Collected data:

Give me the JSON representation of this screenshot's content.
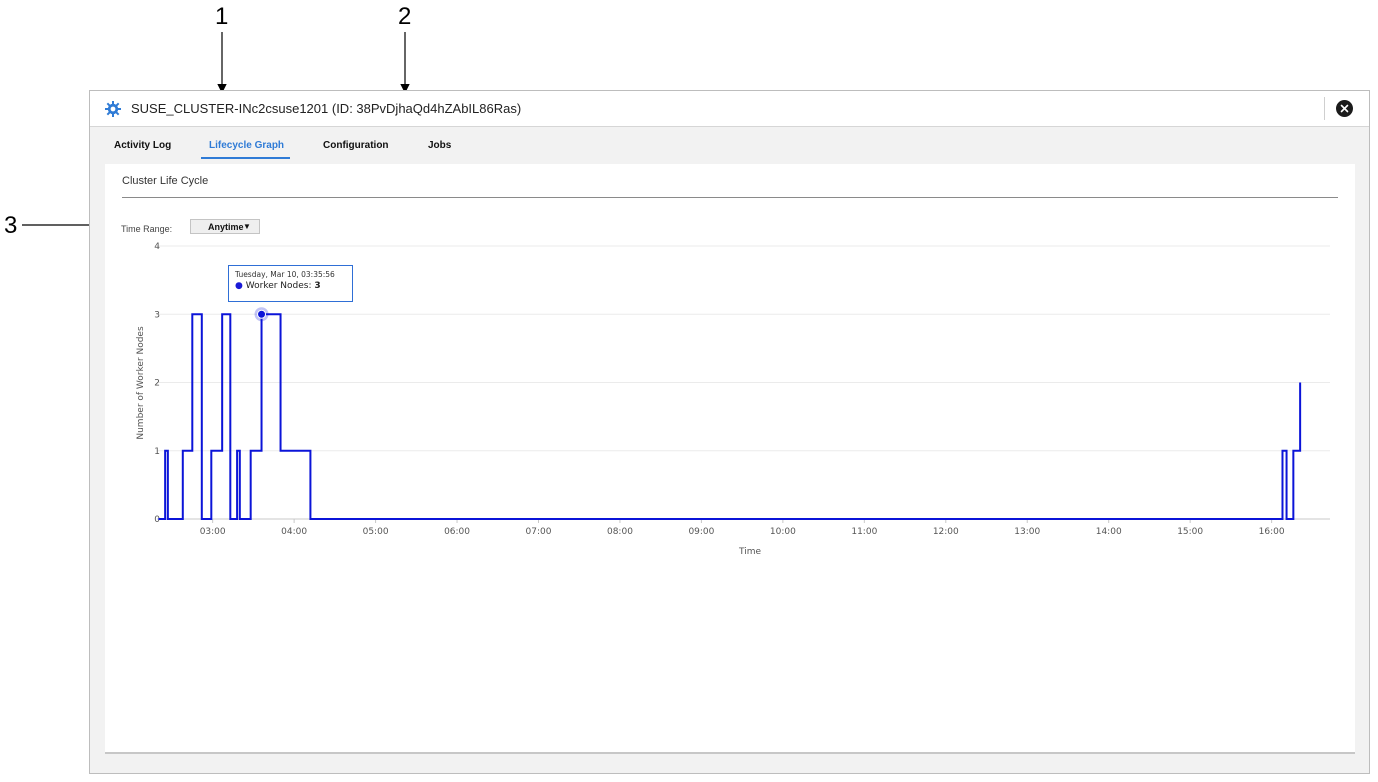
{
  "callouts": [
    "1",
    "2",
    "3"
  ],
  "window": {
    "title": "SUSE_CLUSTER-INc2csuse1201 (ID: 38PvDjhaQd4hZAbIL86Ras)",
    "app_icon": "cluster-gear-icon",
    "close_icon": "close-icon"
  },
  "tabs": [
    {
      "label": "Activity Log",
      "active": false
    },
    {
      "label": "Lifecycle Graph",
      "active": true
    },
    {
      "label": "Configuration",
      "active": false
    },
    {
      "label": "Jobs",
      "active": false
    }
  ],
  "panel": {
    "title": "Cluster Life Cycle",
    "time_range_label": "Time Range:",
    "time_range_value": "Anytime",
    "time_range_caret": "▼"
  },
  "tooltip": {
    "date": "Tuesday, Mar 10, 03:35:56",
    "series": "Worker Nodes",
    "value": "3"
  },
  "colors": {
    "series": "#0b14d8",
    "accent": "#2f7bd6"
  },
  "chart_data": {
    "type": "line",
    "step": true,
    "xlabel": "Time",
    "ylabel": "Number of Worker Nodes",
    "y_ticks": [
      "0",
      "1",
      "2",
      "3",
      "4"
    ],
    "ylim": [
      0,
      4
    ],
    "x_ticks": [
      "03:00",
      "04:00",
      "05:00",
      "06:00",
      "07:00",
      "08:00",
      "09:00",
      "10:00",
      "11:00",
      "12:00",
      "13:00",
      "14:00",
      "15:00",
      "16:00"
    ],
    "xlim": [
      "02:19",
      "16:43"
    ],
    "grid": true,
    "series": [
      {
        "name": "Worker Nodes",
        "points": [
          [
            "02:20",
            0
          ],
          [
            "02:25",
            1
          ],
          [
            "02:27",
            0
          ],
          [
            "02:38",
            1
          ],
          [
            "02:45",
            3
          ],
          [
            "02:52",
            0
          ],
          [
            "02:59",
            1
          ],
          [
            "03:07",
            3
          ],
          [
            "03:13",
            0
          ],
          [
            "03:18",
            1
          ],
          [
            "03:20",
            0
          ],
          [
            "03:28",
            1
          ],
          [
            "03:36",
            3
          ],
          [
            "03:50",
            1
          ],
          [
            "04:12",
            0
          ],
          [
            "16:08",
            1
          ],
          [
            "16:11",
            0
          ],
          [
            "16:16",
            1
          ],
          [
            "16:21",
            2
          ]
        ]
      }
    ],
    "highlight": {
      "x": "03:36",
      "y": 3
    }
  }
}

### Work to do
Only the number is wanted: how many lines contain the string "title"?

### Exercise result
2